• _What you need to do_:
Return all lines from the listing below in which the string "applicable" occurs.

● ● ● ● ● ● ●

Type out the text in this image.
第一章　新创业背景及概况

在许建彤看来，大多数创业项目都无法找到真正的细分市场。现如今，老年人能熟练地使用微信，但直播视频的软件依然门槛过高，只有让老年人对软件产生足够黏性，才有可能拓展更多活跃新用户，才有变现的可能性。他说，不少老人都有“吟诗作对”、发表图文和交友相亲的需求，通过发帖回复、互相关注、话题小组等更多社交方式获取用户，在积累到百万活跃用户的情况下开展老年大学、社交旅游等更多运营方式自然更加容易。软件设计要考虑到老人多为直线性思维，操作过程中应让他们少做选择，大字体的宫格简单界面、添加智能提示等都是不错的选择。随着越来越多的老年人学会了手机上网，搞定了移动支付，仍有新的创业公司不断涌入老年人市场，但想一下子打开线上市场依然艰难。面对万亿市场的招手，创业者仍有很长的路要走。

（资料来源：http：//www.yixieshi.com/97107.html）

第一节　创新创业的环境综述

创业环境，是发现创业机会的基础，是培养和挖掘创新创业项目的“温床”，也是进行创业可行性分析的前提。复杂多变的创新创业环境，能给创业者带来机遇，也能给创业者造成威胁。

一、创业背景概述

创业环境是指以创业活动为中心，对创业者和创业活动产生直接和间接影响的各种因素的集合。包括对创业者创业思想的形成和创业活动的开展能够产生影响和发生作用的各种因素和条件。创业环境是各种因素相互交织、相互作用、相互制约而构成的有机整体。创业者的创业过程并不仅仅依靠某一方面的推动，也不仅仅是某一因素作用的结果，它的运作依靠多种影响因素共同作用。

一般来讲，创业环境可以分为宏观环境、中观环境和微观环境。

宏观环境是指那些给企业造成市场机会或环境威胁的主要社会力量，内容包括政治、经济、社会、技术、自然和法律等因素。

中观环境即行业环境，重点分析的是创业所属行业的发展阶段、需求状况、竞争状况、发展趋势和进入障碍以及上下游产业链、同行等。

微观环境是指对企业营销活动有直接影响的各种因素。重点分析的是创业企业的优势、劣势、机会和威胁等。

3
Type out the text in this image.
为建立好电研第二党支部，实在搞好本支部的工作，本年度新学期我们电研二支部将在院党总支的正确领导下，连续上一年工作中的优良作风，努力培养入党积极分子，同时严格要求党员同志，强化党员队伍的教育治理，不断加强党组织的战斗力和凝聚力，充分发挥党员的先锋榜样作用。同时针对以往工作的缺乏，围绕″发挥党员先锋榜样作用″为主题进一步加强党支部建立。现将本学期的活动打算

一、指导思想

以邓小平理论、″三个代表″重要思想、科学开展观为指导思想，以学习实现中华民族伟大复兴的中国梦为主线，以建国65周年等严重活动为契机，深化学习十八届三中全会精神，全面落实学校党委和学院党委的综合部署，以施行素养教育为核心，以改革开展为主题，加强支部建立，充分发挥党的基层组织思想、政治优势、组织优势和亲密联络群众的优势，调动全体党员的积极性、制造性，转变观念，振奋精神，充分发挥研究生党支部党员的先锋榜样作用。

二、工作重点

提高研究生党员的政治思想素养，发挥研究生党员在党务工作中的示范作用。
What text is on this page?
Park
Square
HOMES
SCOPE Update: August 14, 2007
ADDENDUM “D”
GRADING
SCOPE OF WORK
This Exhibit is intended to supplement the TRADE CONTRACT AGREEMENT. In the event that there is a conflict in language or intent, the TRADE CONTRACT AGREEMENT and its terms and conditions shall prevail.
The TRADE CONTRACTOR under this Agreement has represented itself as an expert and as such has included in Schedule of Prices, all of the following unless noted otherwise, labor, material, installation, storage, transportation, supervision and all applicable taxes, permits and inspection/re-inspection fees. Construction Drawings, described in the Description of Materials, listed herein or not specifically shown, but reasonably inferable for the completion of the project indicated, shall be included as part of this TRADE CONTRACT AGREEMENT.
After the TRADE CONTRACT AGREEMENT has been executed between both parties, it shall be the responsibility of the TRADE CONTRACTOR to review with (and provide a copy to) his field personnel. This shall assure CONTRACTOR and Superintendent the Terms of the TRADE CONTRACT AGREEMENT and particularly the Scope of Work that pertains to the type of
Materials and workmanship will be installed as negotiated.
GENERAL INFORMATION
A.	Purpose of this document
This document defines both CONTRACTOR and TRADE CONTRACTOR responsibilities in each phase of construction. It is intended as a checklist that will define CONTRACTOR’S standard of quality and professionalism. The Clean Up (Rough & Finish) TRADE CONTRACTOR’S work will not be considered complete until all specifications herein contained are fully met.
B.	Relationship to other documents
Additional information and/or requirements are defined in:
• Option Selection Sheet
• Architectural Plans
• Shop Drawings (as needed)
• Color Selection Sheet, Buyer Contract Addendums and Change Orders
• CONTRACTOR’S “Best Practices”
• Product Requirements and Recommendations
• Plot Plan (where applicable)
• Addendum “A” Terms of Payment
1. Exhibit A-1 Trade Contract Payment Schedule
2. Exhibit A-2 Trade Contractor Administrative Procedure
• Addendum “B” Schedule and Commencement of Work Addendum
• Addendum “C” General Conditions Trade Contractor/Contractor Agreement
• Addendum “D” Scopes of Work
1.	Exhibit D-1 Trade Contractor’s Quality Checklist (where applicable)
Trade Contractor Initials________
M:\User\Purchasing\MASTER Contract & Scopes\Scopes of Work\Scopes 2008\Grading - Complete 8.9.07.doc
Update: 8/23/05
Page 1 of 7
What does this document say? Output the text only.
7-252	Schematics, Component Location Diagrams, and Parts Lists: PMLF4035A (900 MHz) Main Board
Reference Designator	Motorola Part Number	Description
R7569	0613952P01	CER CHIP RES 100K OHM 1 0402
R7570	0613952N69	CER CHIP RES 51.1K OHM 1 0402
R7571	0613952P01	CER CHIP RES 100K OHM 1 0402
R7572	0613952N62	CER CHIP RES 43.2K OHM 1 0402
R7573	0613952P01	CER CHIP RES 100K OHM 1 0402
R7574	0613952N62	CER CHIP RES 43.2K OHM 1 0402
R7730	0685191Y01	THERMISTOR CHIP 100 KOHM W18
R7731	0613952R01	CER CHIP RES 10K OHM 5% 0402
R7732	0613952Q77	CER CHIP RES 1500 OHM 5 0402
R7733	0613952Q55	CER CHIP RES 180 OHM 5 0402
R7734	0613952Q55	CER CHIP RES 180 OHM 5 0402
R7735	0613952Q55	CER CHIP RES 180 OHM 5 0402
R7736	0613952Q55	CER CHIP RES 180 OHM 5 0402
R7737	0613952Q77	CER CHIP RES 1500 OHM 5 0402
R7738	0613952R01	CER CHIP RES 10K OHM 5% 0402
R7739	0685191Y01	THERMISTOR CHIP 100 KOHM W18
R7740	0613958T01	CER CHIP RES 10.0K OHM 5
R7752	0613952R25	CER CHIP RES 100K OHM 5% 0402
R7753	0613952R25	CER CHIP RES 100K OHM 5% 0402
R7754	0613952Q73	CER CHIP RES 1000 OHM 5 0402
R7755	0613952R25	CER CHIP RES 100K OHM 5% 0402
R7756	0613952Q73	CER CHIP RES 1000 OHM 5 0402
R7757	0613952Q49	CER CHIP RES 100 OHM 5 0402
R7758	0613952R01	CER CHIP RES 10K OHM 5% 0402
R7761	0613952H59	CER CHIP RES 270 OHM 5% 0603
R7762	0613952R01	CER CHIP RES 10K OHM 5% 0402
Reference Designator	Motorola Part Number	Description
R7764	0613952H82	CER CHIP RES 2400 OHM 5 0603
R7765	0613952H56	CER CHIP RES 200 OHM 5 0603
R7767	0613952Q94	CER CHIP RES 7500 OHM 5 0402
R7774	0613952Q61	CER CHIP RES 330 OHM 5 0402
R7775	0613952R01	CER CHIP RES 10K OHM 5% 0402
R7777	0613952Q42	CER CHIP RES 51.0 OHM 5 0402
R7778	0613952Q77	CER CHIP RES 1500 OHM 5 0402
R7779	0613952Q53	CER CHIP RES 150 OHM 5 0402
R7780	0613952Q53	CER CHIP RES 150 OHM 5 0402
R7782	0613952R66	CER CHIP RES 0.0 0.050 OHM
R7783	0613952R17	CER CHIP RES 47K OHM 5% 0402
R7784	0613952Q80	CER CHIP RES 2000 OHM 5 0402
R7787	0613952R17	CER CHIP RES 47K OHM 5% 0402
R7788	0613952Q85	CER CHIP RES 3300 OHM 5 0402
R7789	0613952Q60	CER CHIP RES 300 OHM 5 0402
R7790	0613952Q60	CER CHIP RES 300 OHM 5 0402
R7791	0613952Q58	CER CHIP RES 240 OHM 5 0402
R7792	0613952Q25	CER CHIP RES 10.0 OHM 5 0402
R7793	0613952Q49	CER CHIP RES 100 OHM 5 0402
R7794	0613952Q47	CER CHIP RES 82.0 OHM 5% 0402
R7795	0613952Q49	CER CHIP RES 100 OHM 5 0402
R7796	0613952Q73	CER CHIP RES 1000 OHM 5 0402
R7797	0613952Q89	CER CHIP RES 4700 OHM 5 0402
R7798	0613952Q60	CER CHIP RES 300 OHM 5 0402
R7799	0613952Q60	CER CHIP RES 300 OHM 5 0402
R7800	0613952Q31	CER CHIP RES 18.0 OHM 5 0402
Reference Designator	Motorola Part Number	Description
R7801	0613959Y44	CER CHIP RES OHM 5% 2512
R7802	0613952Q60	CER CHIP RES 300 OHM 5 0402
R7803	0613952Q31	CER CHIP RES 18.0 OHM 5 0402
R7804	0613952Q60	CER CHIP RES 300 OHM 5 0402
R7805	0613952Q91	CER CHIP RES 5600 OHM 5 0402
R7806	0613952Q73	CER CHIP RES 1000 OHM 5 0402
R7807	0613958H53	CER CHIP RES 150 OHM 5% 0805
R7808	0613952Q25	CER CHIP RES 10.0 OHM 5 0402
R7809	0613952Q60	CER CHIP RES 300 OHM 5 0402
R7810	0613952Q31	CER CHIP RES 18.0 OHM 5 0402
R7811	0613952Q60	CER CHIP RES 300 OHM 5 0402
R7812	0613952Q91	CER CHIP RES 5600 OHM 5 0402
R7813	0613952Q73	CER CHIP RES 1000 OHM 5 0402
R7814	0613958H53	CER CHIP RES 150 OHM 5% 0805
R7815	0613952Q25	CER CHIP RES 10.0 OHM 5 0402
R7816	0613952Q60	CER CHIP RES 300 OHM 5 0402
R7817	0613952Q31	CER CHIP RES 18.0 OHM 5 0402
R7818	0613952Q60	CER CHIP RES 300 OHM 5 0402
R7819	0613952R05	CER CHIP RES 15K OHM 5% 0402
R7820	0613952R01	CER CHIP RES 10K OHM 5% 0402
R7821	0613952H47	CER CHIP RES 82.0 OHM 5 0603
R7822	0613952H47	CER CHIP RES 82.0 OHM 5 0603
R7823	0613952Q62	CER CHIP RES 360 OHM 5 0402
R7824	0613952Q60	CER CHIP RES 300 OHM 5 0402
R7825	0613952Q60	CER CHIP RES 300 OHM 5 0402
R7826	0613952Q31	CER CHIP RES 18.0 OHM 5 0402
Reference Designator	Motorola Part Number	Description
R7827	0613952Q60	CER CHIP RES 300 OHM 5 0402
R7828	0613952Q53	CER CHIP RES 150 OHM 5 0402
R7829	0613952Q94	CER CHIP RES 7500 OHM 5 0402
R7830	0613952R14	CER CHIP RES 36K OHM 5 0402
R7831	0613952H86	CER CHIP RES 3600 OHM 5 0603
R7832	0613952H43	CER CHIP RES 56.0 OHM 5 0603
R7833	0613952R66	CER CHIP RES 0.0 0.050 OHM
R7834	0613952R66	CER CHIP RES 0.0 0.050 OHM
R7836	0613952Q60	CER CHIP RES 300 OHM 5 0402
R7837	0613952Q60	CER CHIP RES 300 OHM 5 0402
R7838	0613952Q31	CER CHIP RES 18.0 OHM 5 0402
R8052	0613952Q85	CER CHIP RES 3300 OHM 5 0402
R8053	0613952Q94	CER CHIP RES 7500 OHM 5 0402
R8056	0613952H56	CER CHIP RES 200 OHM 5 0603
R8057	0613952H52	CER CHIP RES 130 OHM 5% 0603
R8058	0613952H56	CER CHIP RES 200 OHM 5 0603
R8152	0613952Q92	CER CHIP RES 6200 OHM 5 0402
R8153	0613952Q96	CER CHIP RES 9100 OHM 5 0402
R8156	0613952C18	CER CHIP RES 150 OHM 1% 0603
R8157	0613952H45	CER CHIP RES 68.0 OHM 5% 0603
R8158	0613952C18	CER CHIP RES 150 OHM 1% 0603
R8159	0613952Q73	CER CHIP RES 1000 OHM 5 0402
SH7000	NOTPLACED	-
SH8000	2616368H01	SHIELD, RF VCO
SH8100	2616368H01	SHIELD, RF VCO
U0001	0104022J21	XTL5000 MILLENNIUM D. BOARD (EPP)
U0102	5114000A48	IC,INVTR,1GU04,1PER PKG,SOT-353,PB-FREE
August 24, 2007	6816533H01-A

● ● ● ● ● ● ●

• _Output_:
The TRADE CONTRACTOR under this Agreement has represented itself as an expert and as such has included in Schedule of Prices, all of the following unless noted otherwise, labor, material, installation, storage, transportation, supervision and all applicable taxes, permits and inspection/re-inspection fees. Construction Drawings, described in the Description of Materials, listed herein or not specifically shown, but reasonably inferable for the completion of the project indicated, shall be included as part of this TRADE CONTRACT AGREEMENT.
• Plot Plan (where applicable)
1.	Exhibit D-1 Trade Contractor’s Quality Checklist (where applicable)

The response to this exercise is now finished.